__Task data__
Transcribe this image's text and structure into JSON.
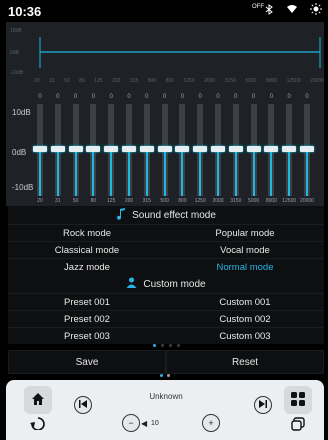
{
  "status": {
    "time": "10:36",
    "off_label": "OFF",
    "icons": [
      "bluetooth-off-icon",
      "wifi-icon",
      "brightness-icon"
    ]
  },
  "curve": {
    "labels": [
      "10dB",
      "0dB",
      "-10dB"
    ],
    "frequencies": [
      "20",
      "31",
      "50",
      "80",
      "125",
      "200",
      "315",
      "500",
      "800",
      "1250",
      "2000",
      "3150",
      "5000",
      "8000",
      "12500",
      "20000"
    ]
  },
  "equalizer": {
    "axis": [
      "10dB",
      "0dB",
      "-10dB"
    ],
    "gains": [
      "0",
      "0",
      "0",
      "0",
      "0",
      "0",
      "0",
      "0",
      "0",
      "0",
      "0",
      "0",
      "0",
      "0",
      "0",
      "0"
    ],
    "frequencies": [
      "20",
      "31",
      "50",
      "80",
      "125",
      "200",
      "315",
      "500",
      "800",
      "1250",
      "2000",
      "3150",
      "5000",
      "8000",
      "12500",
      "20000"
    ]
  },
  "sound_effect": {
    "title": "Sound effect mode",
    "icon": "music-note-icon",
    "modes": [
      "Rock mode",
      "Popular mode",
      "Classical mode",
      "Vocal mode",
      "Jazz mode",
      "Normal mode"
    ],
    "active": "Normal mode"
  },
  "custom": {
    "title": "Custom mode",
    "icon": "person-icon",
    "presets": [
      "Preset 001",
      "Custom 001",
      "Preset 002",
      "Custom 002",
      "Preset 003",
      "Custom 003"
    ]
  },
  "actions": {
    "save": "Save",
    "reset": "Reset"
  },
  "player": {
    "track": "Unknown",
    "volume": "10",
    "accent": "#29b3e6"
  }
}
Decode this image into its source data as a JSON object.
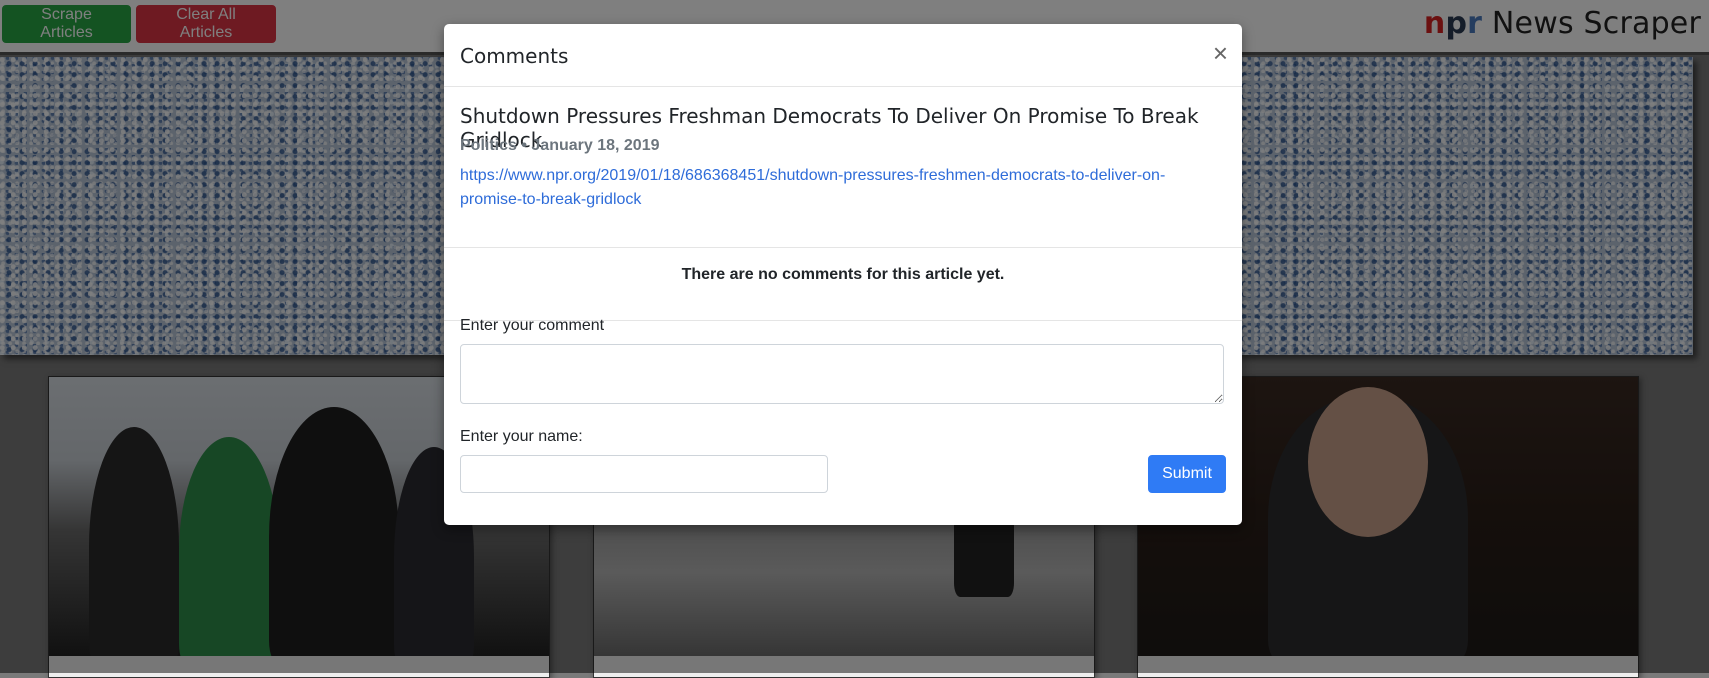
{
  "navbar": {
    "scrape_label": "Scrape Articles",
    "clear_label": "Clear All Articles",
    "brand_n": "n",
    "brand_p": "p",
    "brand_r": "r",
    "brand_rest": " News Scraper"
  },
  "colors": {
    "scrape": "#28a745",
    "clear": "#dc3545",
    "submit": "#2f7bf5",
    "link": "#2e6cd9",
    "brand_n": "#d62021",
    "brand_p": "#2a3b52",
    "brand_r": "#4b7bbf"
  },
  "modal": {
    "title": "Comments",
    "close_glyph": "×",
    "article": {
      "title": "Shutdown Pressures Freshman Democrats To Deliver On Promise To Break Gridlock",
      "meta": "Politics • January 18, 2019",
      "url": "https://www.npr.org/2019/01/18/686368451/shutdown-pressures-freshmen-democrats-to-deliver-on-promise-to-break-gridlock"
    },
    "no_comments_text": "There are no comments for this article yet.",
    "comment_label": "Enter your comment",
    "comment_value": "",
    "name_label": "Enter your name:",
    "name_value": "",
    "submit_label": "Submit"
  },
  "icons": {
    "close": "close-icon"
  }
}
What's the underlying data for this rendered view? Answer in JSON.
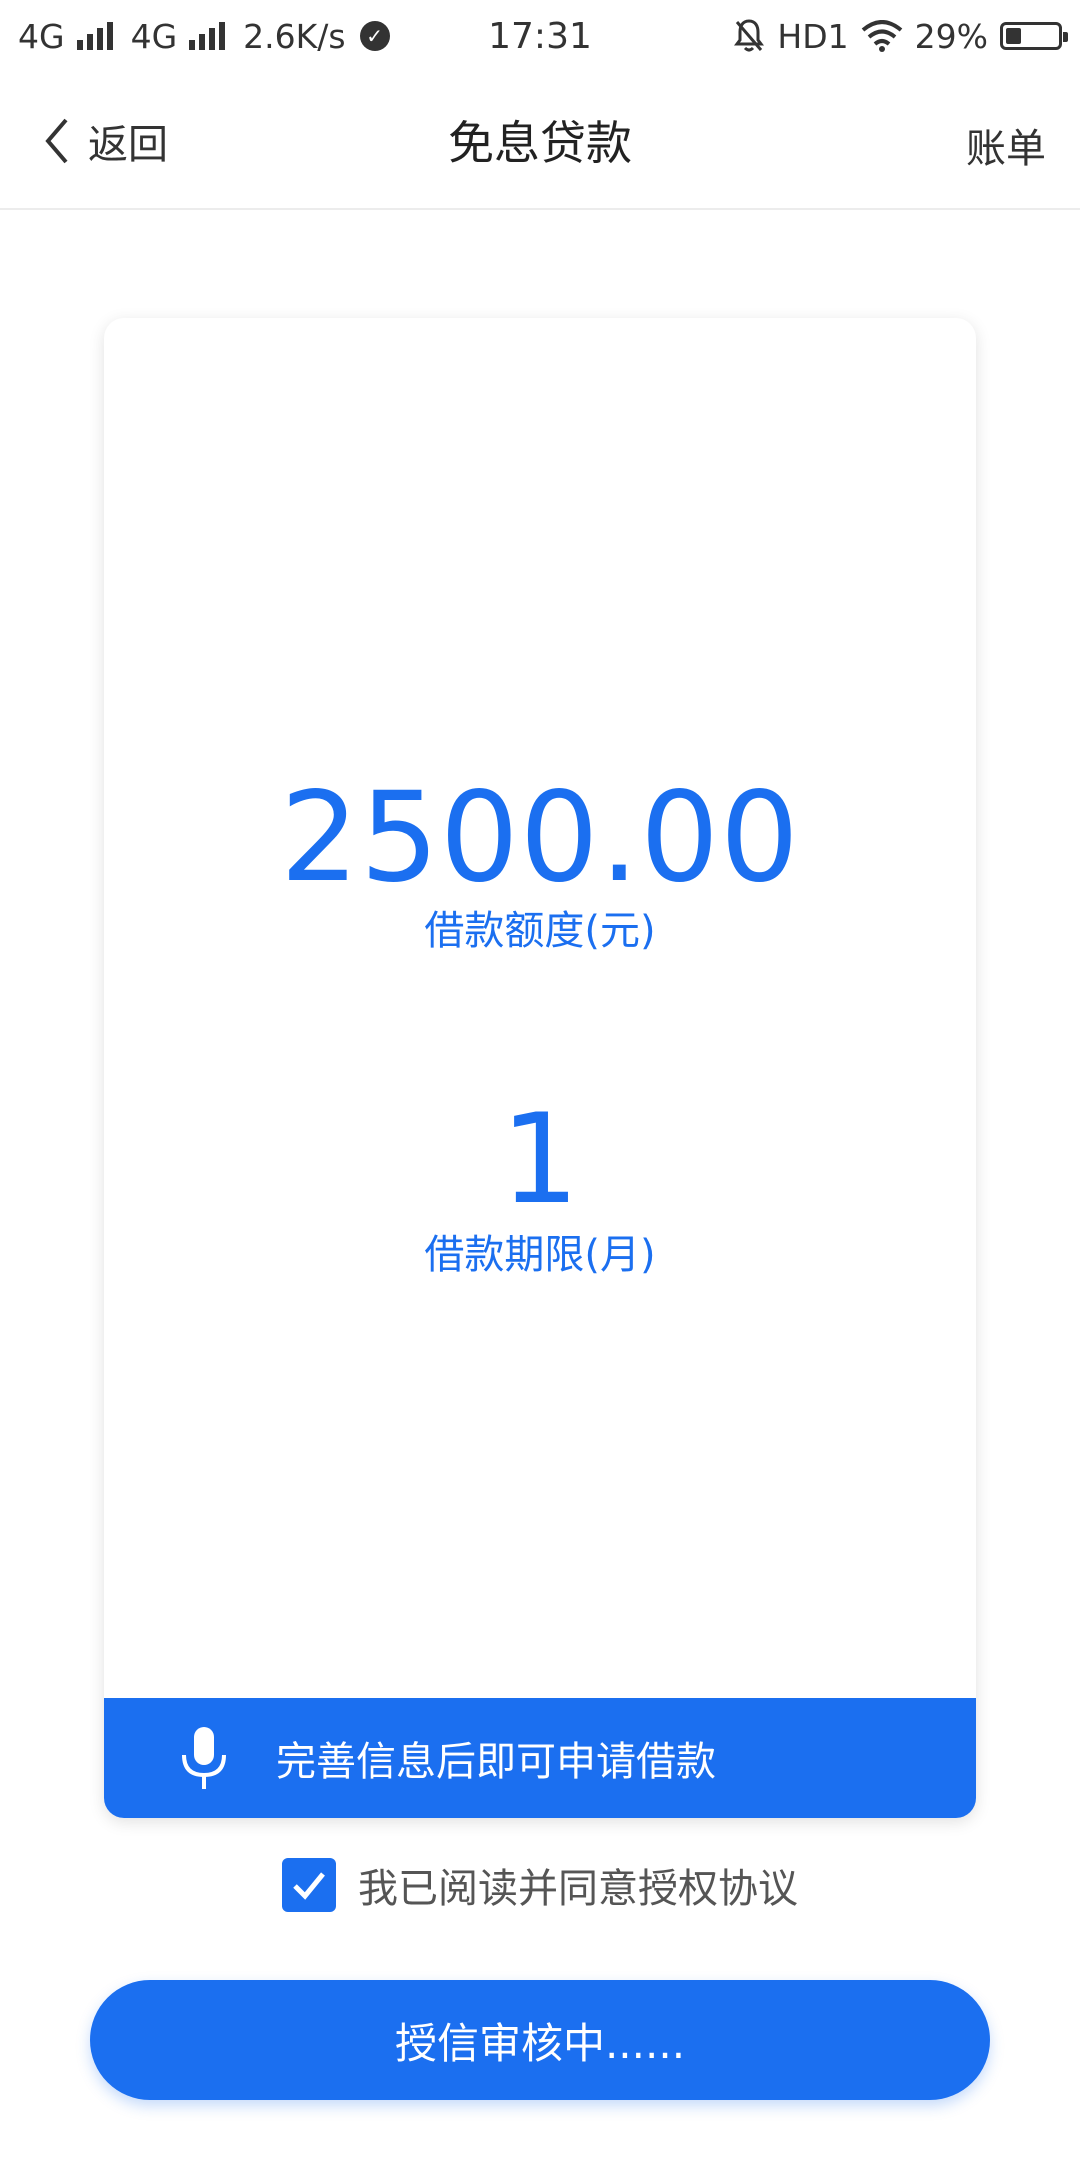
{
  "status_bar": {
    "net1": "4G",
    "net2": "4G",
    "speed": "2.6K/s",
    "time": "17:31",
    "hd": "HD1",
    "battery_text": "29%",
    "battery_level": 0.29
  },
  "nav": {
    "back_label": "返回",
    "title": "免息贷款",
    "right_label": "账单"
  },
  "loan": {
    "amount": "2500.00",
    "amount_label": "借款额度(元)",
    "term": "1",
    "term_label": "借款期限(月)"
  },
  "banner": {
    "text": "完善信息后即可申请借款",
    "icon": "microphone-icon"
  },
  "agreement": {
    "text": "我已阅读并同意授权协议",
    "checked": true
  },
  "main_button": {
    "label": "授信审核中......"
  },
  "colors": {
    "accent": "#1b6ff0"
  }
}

__Directions for this task__
Examine the records and pull out every line where the string "Articles" occurs.

__Answer for this exercise__
    "scrape_label": "Scrape Articles",
    "clear_label": "Clear All Articles",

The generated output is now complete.